-- Exercise directions --
Reproduce the rows below character for character, from the very first row through the row that contains "map-sheet-label: សន្លឹកផែនទីលេខ [538, 308, 627, 324]", including both end rows and nothing past them.
[start Records to process]
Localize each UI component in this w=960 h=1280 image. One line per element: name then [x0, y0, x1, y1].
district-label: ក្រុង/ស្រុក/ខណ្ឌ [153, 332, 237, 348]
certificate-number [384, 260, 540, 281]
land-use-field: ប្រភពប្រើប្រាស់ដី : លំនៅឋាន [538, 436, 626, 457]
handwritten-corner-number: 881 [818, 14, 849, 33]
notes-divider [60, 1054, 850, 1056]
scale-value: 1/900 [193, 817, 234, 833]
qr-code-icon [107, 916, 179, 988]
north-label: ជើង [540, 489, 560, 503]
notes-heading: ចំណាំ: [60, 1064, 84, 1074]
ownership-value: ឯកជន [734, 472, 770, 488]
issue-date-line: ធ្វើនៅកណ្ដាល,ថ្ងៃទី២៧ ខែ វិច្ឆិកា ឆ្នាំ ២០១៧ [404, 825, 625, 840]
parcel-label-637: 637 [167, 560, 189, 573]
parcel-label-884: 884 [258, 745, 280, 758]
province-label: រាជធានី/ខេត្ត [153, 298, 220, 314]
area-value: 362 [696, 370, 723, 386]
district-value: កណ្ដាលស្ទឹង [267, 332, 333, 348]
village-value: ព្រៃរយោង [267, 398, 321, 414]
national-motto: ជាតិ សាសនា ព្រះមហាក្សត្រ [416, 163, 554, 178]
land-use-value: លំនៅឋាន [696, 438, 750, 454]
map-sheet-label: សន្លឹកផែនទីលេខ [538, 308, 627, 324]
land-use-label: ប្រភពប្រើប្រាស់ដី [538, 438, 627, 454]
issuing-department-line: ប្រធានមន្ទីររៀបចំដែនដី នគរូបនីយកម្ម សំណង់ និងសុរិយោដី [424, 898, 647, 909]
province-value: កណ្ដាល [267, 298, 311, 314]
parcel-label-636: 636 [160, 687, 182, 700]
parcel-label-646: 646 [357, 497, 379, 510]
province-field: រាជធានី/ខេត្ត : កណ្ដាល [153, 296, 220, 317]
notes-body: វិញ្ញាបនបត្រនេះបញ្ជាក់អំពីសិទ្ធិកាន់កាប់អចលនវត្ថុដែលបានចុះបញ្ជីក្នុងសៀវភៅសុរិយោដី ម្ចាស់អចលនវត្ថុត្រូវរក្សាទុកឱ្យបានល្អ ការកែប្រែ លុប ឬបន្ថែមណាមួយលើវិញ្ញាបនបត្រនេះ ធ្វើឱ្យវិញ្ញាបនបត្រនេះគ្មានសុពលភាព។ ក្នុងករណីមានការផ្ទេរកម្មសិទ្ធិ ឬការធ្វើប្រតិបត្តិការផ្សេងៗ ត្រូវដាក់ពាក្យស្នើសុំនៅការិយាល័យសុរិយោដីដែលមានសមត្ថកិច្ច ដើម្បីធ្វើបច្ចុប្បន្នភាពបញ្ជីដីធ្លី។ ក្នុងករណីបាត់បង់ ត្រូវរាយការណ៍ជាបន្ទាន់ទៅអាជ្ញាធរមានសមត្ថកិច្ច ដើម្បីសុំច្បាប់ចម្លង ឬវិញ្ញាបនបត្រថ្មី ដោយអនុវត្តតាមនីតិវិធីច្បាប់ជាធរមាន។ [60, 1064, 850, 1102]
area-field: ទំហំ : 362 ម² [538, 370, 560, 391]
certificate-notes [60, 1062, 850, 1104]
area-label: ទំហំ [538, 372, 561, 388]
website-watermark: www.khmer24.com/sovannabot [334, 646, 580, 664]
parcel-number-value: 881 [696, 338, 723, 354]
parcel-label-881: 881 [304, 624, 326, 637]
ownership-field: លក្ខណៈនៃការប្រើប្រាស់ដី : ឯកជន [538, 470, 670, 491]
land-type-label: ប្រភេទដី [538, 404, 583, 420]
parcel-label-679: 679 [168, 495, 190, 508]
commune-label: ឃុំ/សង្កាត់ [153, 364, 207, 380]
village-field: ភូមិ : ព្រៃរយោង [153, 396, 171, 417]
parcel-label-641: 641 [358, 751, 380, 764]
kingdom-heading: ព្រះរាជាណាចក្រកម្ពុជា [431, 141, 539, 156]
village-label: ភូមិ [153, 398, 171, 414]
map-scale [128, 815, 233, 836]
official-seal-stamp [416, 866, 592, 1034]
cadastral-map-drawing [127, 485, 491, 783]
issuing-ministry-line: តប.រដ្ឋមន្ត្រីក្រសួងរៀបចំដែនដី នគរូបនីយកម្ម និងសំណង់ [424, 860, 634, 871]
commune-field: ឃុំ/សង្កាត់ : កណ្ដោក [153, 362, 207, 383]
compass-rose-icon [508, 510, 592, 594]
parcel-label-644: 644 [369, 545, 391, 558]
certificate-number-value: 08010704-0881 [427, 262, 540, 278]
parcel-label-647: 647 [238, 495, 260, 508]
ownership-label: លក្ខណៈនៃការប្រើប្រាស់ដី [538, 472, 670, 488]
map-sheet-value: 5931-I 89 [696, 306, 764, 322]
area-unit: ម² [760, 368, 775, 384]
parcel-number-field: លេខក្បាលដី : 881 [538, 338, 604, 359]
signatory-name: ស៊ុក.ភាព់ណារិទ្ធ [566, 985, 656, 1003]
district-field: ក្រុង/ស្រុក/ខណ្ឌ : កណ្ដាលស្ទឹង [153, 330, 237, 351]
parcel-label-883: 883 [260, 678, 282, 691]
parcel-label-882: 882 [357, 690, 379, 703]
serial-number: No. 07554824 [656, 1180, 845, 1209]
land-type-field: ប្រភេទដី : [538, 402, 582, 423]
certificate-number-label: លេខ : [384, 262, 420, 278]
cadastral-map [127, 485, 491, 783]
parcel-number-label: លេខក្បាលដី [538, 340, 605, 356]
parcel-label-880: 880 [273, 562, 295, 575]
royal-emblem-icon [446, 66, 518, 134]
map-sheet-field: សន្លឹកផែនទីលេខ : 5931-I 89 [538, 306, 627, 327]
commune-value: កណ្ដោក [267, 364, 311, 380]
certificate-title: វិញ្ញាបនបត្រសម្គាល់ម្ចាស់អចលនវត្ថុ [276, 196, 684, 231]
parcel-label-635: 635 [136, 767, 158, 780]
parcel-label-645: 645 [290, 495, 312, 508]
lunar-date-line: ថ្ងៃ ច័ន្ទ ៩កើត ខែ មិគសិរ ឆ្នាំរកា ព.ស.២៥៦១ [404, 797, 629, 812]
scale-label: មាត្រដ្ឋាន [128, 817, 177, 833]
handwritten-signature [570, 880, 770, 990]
[end Records to process]
-- The completed task --
Localize each UI component in this w=960 h=1280 image. One line per element: name then [x0, y0, x1, y1].
district-label: ក្រុង/ស្រុក/ខណ្ឌ [153, 332, 237, 348]
certificate-number [384, 260, 540, 281]
land-use-field: ប្រភពប្រើប្រាស់ដី : លំនៅឋាន [538, 436, 626, 457]
handwritten-corner-number: 881 [818, 14, 849, 33]
notes-divider [60, 1054, 850, 1056]
scale-value: 1/900 [193, 817, 234, 833]
qr-code-icon [107, 916, 179, 988]
north-label: ជើង [540, 489, 560, 503]
notes-heading: ចំណាំ: [60, 1064, 84, 1074]
ownership-value: ឯកជន [734, 472, 770, 488]
issue-date-line: ធ្វើនៅកណ្ដាល,ថ្ងៃទី២៧ ខែ វិច្ឆិកា ឆ្នាំ ២០១៧ [404, 825, 625, 840]
parcel-label-637: 637 [167, 560, 189, 573]
parcel-label-884: 884 [258, 745, 280, 758]
province-label: រាជធានី/ខេត្ត [153, 298, 220, 314]
area-value: 362 [696, 370, 723, 386]
district-value: កណ្ដាលស្ទឹង [267, 332, 333, 348]
village-value: ព្រៃរយោង [267, 398, 321, 414]
national-motto: ជាតិ សាសនា ព្រះមហាក្សត្រ [416, 163, 554, 178]
land-use-value: លំនៅឋាន [696, 438, 750, 454]
map-sheet-label: សន្លឹកផែនទីលេខ [538, 308, 627, 324]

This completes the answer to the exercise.